*Exercise aim*
Provide only the number of lines where "各地区按职责分工负责" occurs.
━━━━━ Raw data
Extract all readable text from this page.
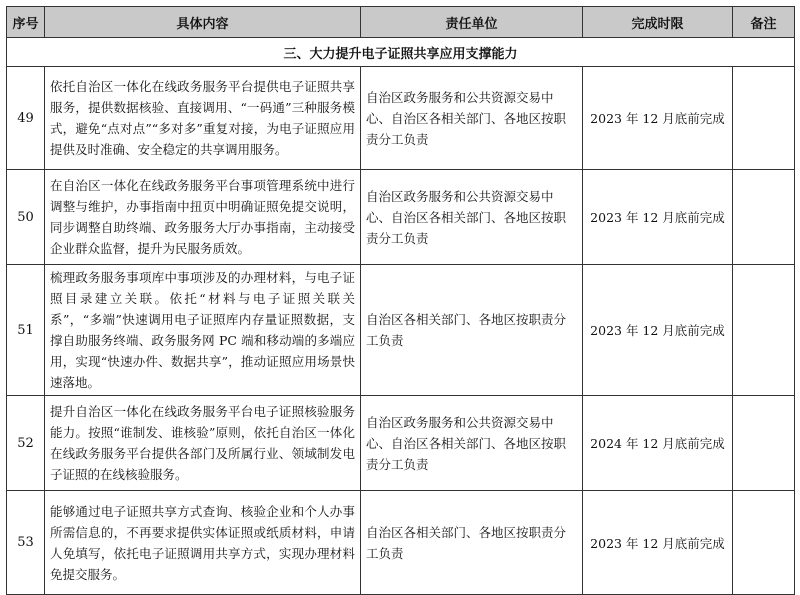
序号	具体内容	责任单位	完成时限	备注
三、大力提升电子证照共享应用支撑能力				
49	依托自治区一体化在线政务服务平台提供电子证照共享服务，提供数据核验、直接调用、“一码通”三种服务模式，避免“点对点”“多对多”重复对接，为电子证照应用提供及时准确、安全稳定的共享调用服务。	自治区政务服务和公共资源交易中心、自治区各相关部门、各地区按职责分工负责	2023 年 12 月底前完成	
50	在自治区一体化在线政务服务平台事项管理系统中进行调整与维护，办事指南中扭页中明确证照免提交说明，同步调整自助终端、政务服务大厅办事指南，主动接受企业群众监督，提升为民服务质效。	自治区政务服务和公共资源交易中心、自治区各相关部门、各地区按职责分工负责	2023 年 12 月底前完成	
51	梳理政务服务事项库中事项涉及的办理材料，与电子证照目录建立关联。依托“材料与电子证照关联关系”，“多端”快速调用电子证照库内存量证照数据，支撑自助服务终端、政务服务网 PC 端和移动端的多端应用，实现“快速办件、数据共享”，推动证照应用场景快速落地。	自治区各相关部门、各地区按职责分工负责	2023 年 12 月底前完成	
52	提升自治区一体化在线政务服务平台电子证照核验服务能力。按照“谁制发、谁核验”原则，依托自治区一体化在线政务服务平台提供各部门及所属行业、领域制发电子证照的在线核验服务。	自治区政务服务和公共资源交易中心、自治区各相关部门、各地区按职责分工负责	2024 年 12 月底前完成	
53	能够通过电子证照共享方式查询、核验企业和个人办事所需信息的，不再要求提供实体证照或纸质材料，申请人免填写，依托电子证照调用共享方式，实现办理材料免提交服务。	自治区各相关部门、各地区按职责分工负责	2023 年 12 月底前完成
━━━━━━━━━━
*Expected answer*
5